WHAT NEEDS TO BE DONE: Pull every "procent" line out of the data below.

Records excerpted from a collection
┌──
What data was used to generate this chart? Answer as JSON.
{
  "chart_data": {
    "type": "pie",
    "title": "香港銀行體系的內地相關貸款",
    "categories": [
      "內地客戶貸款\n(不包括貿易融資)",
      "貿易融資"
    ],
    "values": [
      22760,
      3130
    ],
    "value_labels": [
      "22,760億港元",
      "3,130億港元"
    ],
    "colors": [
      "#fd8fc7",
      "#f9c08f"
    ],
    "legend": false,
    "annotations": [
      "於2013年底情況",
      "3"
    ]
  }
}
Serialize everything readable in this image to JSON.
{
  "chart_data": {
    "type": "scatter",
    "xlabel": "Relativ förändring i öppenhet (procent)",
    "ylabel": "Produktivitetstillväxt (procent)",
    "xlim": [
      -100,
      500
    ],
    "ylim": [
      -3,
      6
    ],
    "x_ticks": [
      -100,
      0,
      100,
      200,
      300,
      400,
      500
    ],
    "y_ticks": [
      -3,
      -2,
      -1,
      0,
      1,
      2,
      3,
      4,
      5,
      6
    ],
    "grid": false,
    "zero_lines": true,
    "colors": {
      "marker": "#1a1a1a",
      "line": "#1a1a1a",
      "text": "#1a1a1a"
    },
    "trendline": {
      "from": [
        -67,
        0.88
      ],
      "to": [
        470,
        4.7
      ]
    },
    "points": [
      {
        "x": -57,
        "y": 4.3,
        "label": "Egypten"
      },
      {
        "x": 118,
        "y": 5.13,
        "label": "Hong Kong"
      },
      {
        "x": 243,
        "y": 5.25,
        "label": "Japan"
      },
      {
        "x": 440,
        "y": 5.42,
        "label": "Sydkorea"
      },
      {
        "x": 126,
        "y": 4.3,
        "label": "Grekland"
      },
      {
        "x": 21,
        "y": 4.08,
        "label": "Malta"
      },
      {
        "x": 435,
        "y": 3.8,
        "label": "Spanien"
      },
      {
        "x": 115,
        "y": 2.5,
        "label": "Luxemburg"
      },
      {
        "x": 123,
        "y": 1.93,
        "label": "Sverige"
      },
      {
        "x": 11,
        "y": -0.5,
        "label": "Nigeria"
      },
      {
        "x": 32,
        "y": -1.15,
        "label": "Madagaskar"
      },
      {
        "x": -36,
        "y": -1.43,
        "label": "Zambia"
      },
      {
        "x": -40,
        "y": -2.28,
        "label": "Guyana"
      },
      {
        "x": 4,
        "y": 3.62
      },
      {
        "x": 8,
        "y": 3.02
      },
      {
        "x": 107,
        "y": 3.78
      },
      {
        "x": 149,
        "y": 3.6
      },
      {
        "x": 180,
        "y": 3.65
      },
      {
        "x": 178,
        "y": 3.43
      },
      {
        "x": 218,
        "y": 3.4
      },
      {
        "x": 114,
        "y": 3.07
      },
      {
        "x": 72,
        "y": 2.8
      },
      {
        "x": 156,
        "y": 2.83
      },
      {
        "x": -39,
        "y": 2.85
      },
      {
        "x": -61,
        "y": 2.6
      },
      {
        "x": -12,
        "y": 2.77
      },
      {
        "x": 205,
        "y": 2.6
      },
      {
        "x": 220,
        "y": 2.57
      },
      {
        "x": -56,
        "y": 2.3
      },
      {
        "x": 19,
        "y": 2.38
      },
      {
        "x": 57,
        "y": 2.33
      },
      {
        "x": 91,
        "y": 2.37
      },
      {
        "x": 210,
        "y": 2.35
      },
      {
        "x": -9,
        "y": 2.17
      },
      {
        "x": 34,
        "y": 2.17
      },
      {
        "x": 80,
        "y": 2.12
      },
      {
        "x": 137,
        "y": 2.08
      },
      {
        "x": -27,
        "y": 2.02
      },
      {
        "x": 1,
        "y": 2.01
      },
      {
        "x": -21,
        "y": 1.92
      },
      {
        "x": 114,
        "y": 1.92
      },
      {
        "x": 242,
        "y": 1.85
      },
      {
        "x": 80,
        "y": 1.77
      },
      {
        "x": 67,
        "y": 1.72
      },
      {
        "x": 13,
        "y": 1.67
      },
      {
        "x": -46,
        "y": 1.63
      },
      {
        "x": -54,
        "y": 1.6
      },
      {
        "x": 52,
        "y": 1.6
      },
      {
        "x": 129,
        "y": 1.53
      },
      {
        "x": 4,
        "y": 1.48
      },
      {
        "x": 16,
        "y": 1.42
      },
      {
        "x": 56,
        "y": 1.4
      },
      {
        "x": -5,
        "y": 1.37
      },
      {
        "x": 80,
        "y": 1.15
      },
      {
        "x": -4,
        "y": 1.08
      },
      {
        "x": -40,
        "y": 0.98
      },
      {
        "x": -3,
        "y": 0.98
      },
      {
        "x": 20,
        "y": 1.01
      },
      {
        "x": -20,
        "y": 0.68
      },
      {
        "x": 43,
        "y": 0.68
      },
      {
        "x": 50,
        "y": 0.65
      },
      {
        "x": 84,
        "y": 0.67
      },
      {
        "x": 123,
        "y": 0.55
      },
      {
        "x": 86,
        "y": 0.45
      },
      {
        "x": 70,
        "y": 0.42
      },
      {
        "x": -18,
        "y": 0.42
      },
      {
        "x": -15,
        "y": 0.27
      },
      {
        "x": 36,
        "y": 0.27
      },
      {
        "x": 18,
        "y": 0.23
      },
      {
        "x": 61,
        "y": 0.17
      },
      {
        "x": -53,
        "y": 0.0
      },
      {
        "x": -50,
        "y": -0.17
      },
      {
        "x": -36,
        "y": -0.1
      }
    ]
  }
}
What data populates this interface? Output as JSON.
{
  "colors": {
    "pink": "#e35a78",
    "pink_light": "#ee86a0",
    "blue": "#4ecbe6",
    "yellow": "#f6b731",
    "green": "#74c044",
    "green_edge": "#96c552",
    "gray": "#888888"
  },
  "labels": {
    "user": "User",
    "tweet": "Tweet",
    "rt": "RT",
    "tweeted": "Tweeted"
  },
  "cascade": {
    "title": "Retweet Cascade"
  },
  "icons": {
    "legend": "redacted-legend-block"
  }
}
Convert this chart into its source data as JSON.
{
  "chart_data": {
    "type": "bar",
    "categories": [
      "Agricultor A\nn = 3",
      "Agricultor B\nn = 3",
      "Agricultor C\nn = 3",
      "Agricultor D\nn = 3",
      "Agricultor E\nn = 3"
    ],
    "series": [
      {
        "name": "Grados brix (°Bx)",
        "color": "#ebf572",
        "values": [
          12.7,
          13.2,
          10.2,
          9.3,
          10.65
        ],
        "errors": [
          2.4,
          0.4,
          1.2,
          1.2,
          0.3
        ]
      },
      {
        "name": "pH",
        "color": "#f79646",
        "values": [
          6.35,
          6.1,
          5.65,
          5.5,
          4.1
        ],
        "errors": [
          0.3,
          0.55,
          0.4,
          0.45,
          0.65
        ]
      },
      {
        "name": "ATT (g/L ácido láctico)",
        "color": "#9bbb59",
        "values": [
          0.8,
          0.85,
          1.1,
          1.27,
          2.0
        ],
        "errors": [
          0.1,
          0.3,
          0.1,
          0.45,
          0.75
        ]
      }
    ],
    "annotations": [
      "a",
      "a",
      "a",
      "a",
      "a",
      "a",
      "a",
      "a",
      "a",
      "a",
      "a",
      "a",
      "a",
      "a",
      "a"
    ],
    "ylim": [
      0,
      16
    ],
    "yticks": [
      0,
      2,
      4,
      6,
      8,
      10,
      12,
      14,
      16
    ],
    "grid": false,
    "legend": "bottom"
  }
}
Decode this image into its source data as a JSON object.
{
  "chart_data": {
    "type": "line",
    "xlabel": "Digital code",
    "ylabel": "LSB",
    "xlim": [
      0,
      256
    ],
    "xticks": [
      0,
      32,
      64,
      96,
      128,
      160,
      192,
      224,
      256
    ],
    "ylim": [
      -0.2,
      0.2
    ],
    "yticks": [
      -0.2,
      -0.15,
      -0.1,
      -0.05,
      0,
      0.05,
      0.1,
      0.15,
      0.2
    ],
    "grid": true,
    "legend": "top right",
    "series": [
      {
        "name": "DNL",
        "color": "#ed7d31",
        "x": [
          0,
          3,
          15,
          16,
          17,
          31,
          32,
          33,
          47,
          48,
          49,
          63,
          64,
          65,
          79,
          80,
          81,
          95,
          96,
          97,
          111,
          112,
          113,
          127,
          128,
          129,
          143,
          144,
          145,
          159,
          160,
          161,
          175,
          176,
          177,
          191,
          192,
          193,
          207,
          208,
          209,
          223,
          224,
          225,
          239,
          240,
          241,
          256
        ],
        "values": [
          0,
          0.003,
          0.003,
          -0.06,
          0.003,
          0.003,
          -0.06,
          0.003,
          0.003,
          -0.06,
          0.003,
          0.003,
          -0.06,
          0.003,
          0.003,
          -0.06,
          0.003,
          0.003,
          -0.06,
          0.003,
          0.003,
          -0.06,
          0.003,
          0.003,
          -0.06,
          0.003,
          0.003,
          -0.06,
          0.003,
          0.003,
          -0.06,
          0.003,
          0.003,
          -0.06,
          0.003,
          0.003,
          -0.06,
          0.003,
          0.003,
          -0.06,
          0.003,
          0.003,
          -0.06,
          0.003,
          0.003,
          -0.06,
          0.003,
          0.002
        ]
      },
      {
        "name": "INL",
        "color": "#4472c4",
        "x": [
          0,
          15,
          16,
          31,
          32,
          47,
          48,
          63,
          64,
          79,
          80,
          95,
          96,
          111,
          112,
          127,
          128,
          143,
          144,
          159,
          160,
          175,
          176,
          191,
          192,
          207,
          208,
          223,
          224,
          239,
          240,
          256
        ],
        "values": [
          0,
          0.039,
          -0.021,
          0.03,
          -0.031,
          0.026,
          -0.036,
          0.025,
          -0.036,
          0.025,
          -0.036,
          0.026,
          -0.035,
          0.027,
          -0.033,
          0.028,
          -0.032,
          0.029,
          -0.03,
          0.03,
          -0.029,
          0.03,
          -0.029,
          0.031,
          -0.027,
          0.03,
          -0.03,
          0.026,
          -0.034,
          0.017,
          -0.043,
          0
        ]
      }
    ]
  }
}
└──
EXERCISE SOLUTION:
    "xlabel": "Relativ förändring i öppenhet (procent)",
    "ylabel": "Produktivitetstillväxt (procent)",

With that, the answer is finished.